• _EXERCISE DETAILS_
Images do not belong in the copy. Retype all the entries below exactly.

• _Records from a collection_
- - - -

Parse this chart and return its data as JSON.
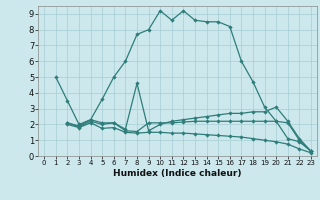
{
  "xlabel": "Humidex (Indice chaleur)",
  "bg_color": "#cce8ec",
  "grid_color": "#a8cdd4",
  "line_color": "#2e7d7a",
  "xlim": [
    -0.5,
    23.5
  ],
  "ylim": [
    0,
    9.5
  ],
  "xticks": [
    0,
    1,
    2,
    3,
    4,
    5,
    6,
    7,
    8,
    9,
    10,
    11,
    12,
    13,
    14,
    15,
    16,
    17,
    18,
    19,
    20,
    21,
    22,
    23
  ],
  "yticks": [
    0,
    1,
    2,
    3,
    4,
    5,
    6,
    7,
    8,
    9
  ],
  "series1_x": [
    1,
    2,
    3,
    4,
    5,
    6,
    7,
    8,
    9,
    10,
    11,
    12,
    13,
    14,
    15,
    16,
    17,
    18,
    19,
    20,
    21,
    22,
    23
  ],
  "series1_y": [
    5.0,
    3.5,
    2.0,
    2.3,
    3.6,
    5.0,
    6.0,
    7.7,
    8.0,
    9.2,
    8.6,
    9.2,
    8.6,
    8.5,
    8.5,
    8.2,
    6.0,
    4.7,
    3.1,
    2.2,
    1.1,
    0.9,
    0.3
  ],
  "series2_x": [
    2,
    3,
    4,
    5,
    6,
    7,
    8,
    9,
    10,
    11,
    12,
    13,
    14,
    15,
    16,
    17,
    18,
    19,
    20,
    21,
    22,
    23
  ],
  "series2_y": [
    2.1,
    1.9,
    2.3,
    2.1,
    2.1,
    1.7,
    4.6,
    1.6,
    2.0,
    2.2,
    2.3,
    2.4,
    2.5,
    2.6,
    2.7,
    2.7,
    2.8,
    2.8,
    3.1,
    2.2,
    1.1,
    0.3
  ],
  "series3_x": [
    2,
    3,
    4,
    5,
    6,
    7,
    8,
    9,
    10,
    11,
    12,
    13,
    14,
    15,
    16,
    17,
    18,
    19,
    20,
    21,
    22,
    23
  ],
  "series3_y": [
    2.1,
    1.85,
    2.2,
    2.0,
    2.1,
    1.6,
    1.55,
    2.1,
    2.1,
    2.1,
    2.15,
    2.2,
    2.2,
    2.2,
    2.2,
    2.2,
    2.2,
    2.2,
    2.2,
    2.1,
    1.0,
    0.3
  ],
  "series4_x": [
    2,
    3,
    4,
    5,
    6,
    7,
    8,
    9,
    10,
    11,
    12,
    13,
    14,
    15,
    16,
    17,
    18,
    19,
    20,
    21,
    22,
    23
  ],
  "series4_y": [
    2.0,
    1.8,
    2.1,
    1.75,
    1.8,
    1.5,
    1.45,
    1.5,
    1.5,
    1.45,
    1.45,
    1.4,
    1.35,
    1.3,
    1.25,
    1.2,
    1.1,
    1.0,
    0.9,
    0.75,
    0.45,
    0.2
  ]
}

- - - -

• _RESULT OF THE TASK_
Parse this chart and return its data as JSON.
{
  "xlabel": "Humidex (Indice chaleur)",
  "bg_color": "#cce8ec",
  "grid_color": "#a8cdd4",
  "line_color": "#2e7d7a",
  "xlim": [
    -0.5,
    23.5
  ],
  "ylim": [
    0,
    9.5
  ],
  "xticks": [
    0,
    1,
    2,
    3,
    4,
    5,
    6,
    7,
    8,
    9,
    10,
    11,
    12,
    13,
    14,
    15,
    16,
    17,
    18,
    19,
    20,
    21,
    22,
    23
  ],
  "yticks": [
    0,
    1,
    2,
    3,
    4,
    5,
    6,
    7,
    8,
    9
  ],
  "series1_x": [
    1,
    2,
    3,
    4,
    5,
    6,
    7,
    8,
    9,
    10,
    11,
    12,
    13,
    14,
    15,
    16,
    17,
    18,
    19,
    20,
    21,
    22,
    23
  ],
  "series1_y": [
    5.0,
    3.5,
    2.0,
    2.3,
    3.6,
    5.0,
    6.0,
    7.7,
    8.0,
    9.2,
    8.6,
    9.2,
    8.6,
    8.5,
    8.5,
    8.2,
    6.0,
    4.7,
    3.1,
    2.2,
    1.1,
    0.9,
    0.3
  ],
  "series2_x": [
    2,
    3,
    4,
    5,
    6,
    7,
    8,
    9,
    10,
    11,
    12,
    13,
    14,
    15,
    16,
    17,
    18,
    19,
    20,
    21,
    22,
    23
  ],
  "series2_y": [
    2.1,
    1.9,
    2.3,
    2.1,
    2.1,
    1.7,
    4.6,
    1.6,
    2.0,
    2.2,
    2.3,
    2.4,
    2.5,
    2.6,
    2.7,
    2.7,
    2.8,
    2.8,
    3.1,
    2.2,
    1.1,
    0.3
  ],
  "series3_x": [
    2,
    3,
    4,
    5,
    6,
    7,
    8,
    9,
    10,
    11,
    12,
    13,
    14,
    15,
    16,
    17,
    18,
    19,
    20,
    21,
    22,
    23
  ],
  "series3_y": [
    2.1,
    1.85,
    2.2,
    2.0,
    2.1,
    1.6,
    1.55,
    2.1,
    2.1,
    2.1,
    2.15,
    2.2,
    2.2,
    2.2,
    2.2,
    2.2,
    2.2,
    2.2,
    2.2,
    2.1,
    1.0,
    0.3
  ],
  "series4_x": [
    2,
    3,
    4,
    5,
    6,
    7,
    8,
    9,
    10,
    11,
    12,
    13,
    14,
    15,
    16,
    17,
    18,
    19,
    20,
    21,
    22,
    23
  ],
  "series4_y": [
    2.0,
    1.8,
    2.1,
    1.75,
    1.8,
    1.5,
    1.45,
    1.5,
    1.5,
    1.45,
    1.45,
    1.4,
    1.35,
    1.3,
    1.25,
    1.2,
    1.1,
    1.0,
    0.9,
    0.75,
    0.45,
    0.2
  ]
}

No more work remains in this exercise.